Given information>
++++++

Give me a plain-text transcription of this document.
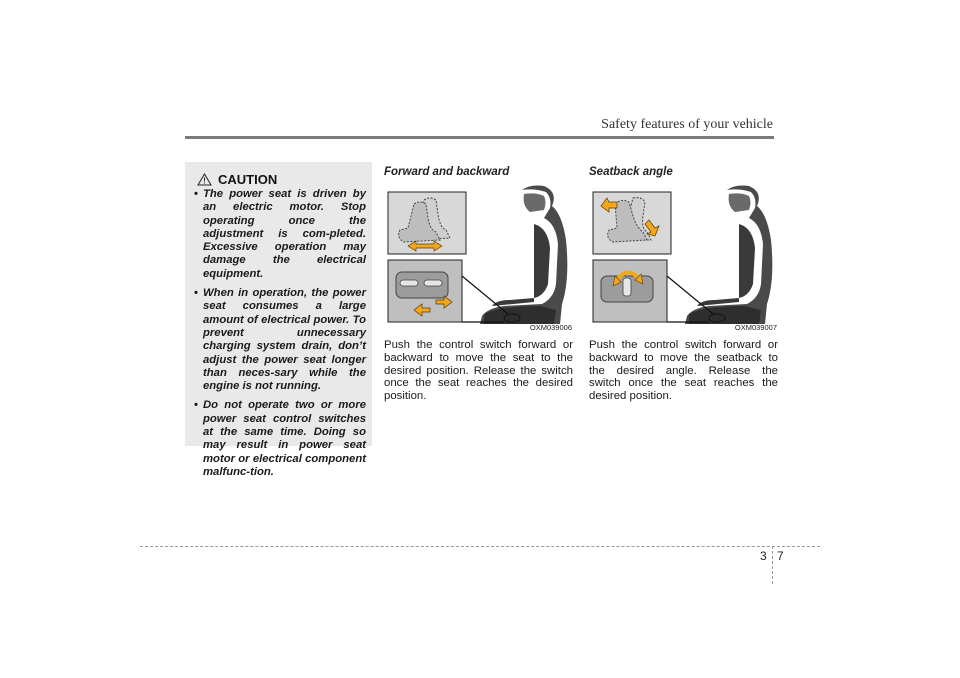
Safety features of your vehicle
CAUTION
• The power seat is driven by an electric motor. Stop operating once the adjustment is com-pleted. Excessive operation may damage the electrical equipment.
• When in operation, the power seat consumes a large amount of electrical power. To prevent unnecessary charging system drain, don’t adjust the power seat longer than neces-sary while the engine is not running.
• Do not operate two or more power seat control switches at the same time. Doing so may result in power seat motor or electrical component malfunc-tion.
Forward and backward
OXM039006
Push the control switch forward or backward to move the seat to the desired position. Release the switch once the seat reaches the desired position.
Seatback angle
OXM039007
Push the control switch forward or backward to move the seatback to the desired angle. Release the switch once the seat reaches the desired position.
3 7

++++++

Exercise> All of the material above is to be copied exactly, except for its images.

Result for this task>
Give me a plain-text transcription of this document.
Safety features of your vehicle
CAUTION
• The power seat is driven by an electric motor. Stop operating once the adjustment is com-pleted. Excessive operation may damage the electrical equipment.
• When in operation, the power seat consumes a large amount of electrical power. To prevent unnecessary charging system drain, don’t adjust the power seat longer than neces-sary while the engine is not running.
• Do not operate two or more power seat control switches at the same time. Doing so may result in power seat motor or electrical component malfunc-tion.
Forward and backward
OXM039006
Push the control switch forward or backward to move the seat to the desired position. Release the switch once the seat reaches the desired position.
Seatback angle
OXM039007
Push the control switch forward or backward to move the seatback to the desired angle. Release the switch once the seat reaches the desired position.
3 7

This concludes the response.